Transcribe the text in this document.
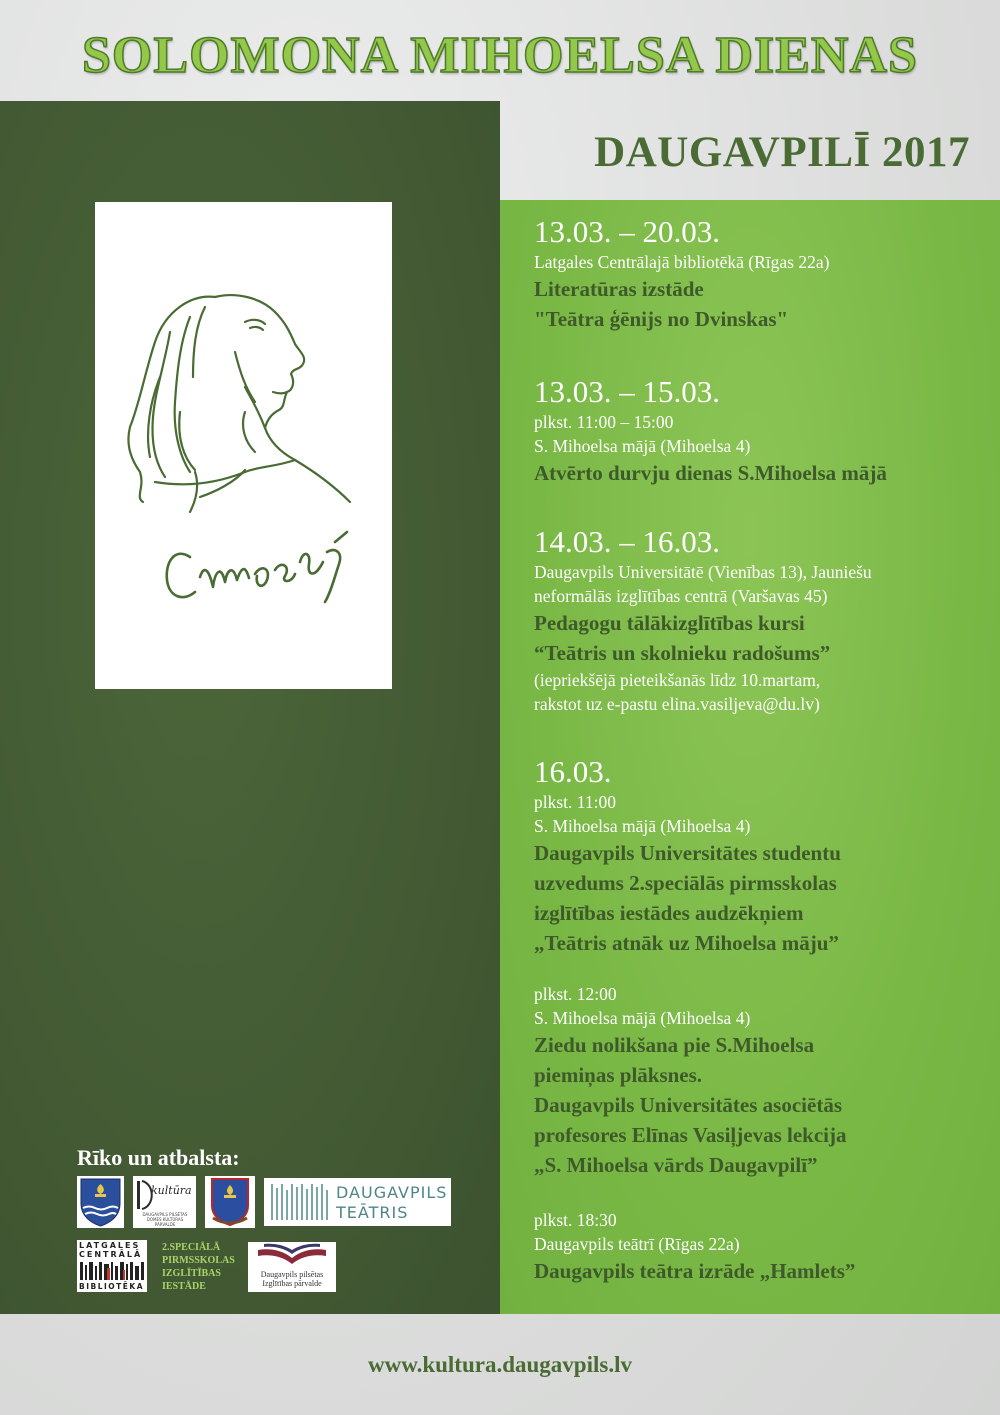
SOLOMONA MIHOELSA DIENAS
DAUGAVPILĪ 2017
13.03. – 20.03.
Latgales Centrālajā bibliotēkā (Rīgas 22a)
Literatūras izstāde
"Teātra ģēnijs no Dvinskas"
13.03. – 15.03.
plkst. 11:00 – 15:00
S. Mihoelsa mājā (Mihoelsa 4)
Atvērto durvju dienas S.Mihoelsa mājā
14.03. – 16.03.
Daugavpils Universitātē (Vienības 13), Jauniešu
neformālās izglītības centrā (Varšavas 45)
Pedagogu tālākizglītības kursi
“Teātris un skolnieku radošums”
(iepriekšējā pieteikšanās līdz 10.martam,
rakstot uz e-pastu elina.vasiljeva@du.lv)
16.03.
plkst. 11:00
S. Mihoelsa mājā (Mihoelsa 4)
Daugavpils Universitātes studentu
uzvedums 2.speciālās pirmsskolas
izglītības iestādes audzēkņiem
„Teātris atnāk uz Mihoelsa māju”
plkst. 12:00
S. Mihoelsa mājā (Mihoelsa 4)
Ziedu nolikšana pie S.Mihoelsa
piemiņas plāksnes.
Daugavpils Universitātes asociētās
profesores Elīnas Vasiļjevas lekcija
„S. Mihoelsa vārds Daugavpilī”
plkst. 18:30
Daugavpils teātrī (Rīgas 22a)
Daugavpils teātra izrāde „Hamlets”
Rīko un atbalsta:
kultūra
DAUGAVPILS PILSĒTAS DOMES KULTŪRAS PĀRVALDE
DAUGAVPILS
TEĀTRIS
LATGALES
CENTRĀLĀ
BIBLIOTĒKA
2.SPECIĀLĀ
PIRMSSKOLAS
IZGLĪTĪBAS
IESTĀDE
Daugavpils pilsētas
Izglītības pārvalde
www.kultura.daugavpils.lv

########################################

Pull out all lines in the data above that include "Rīgas".

Response to the exercise:
Latgales Centrālajā bibliotēkā (Rīgas 22a)
Daugavpils teātrī (Rīgas 22a)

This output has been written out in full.